>> Begin Excerpted records
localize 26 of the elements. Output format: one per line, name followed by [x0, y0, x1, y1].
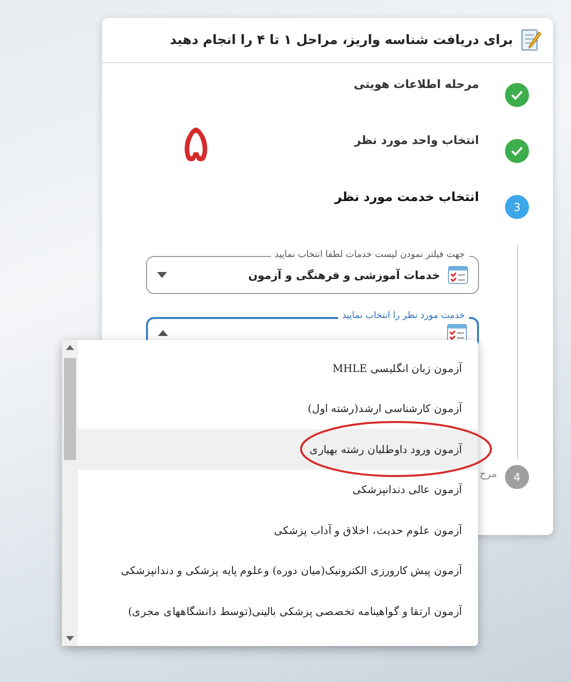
step-number: 3	[505, 195, 529, 219]
scrollbar[interactable]	[62, 340, 78, 646]
dropdown-option[interactable]: آزمون عالی دندانپزشکی	[78, 470, 478, 510]
checklist-icon	[448, 266, 468, 284]
dropdown-option[interactable]: آزمون ورود داوطلبان رشته بهیاری	[78, 429, 478, 470]
dropdown-option[interactable]: آزمون علوم حدیث، اخلاق و آداب پزشکی	[78, 510, 478, 550]
field-label: جهت فیلتر نمودن لیست خدمات لطفا انتخاب نمایید	[270, 249, 469, 261]
field-value: خدمات آموزشی و فرهنگی و آزمون	[247, 268, 440, 282]
scrollbar-thumb[interactable]	[64, 358, 76, 460]
card-title: برای دریافت شناسه واریز، مراحل ۱ تا ۴ را انجام دهید	[170, 32, 513, 48]
step-label: مرح	[480, 469, 497, 480]
caret-icon	[157, 272, 167, 278]
step-label: انتخاب واحد مورد نظر	[354, 133, 479, 147]
dropdown-option[interactable]: آزمون زبان انگلیسی MHLE	[78, 348, 478, 388]
step-number: 4	[505, 465, 529, 489]
dropdown-option[interactable]: آزمون ارتقا و گواهینامه تخصصی پزشکی بالینی(توسط دانشگاههای مجری)	[78, 591, 478, 632]
caret-icon	[158, 330, 168, 336]
scroll-down-icon[interactable]	[66, 636, 74, 641]
scroll-up-icon[interactable]	[66, 345, 74, 350]
field-label: خدمت مورد نظر را انتخاب نمایید	[338, 310, 469, 322]
notepad-pencil-icon	[519, 28, 543, 52]
handwritten-annotation: ۵	[182, 118, 210, 170]
step-label: مرحله اطلاعات هویتی	[354, 77, 479, 91]
dropdown-option[interactable]: آزمون کارشناسی ارشد(رشته اول)	[78, 388, 478, 429]
step-label: انتخاب خدمت مورد نظر	[334, 189, 479, 204]
dropdown-option[interactable]: آزمون پیش کارورزی الکترونیک(میان دوره) وعلوم پایه پزشکی و دندانپزشکی	[78, 550, 478, 591]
>> End Excerpted records
Task requirements: Rewrite the listing above, changing "elements" to "items" and keeping everything else the same. Leave the picture out of your answer.

Task solution:
localize 26 of the items. Output format: one per line, name followed by [x0, y0, x1, y1].
step-number: 3	[505, 195, 529, 219]
scrollbar[interactable]	[62, 340, 78, 646]
dropdown-option[interactable]: آزمون عالی دندانپزشکی	[78, 470, 478, 510]
checklist-icon	[448, 266, 468, 284]
dropdown-option[interactable]: آزمون ورود داوطلبان رشته بهیاری	[78, 429, 478, 470]
dropdown-option[interactable]: آزمون علوم حدیث، اخلاق و آداب پزشکی	[78, 510, 478, 550]
field-label: جهت فیلتر نمودن لیست خدمات لطفا انتخاب نمایید	[270, 249, 469, 261]
field-value: خدمات آموزشی و فرهنگی و آزمون	[247, 268, 440, 282]
scrollbar-thumb[interactable]	[64, 358, 76, 460]
card-title: برای دریافت شناسه واریز، مراحل ۱ تا ۴ را انجام دهید	[170, 32, 513, 48]
step-label: مرح	[480, 469, 497, 480]
caret-icon	[157, 272, 167, 278]
step-label: انتخاب واحد مورد نظر	[354, 133, 479, 147]
dropdown-option[interactable]: آزمون زبان انگلیسی MHLE	[78, 348, 478, 388]
step-number: 4	[505, 465, 529, 489]
dropdown-option[interactable]: آزمون ارتقا و گواهینامه تخصصی پزشکی بالینی(توسط دانشگاههای مجری)	[78, 591, 478, 632]
caret-icon	[158, 330, 168, 336]
scroll-down-icon[interactable]	[66, 636, 74, 641]
scroll-up-icon[interactable]	[66, 345, 74, 350]
field-label: خدمت مورد نظر را انتخاب نمایید	[338, 310, 469, 322]
notepad-pencil-icon	[519, 28, 543, 52]
handwritten-annotation: ۵	[182, 118, 210, 170]
step-label: مرحله اطلاعات هویتی	[354, 77, 479, 91]
dropdown-option[interactable]: آزمون کارشناسی ارشد(رشته اول)	[78, 388, 478, 429]
step-label: انتخاب خدمت مورد نظر	[334, 189, 479, 204]
dropdown-option[interactable]: آزمون پیش کارورزی الکترونیک(میان دوره) وعلوم پایه پزشکی و دندانپزشکی	[78, 550, 478, 591]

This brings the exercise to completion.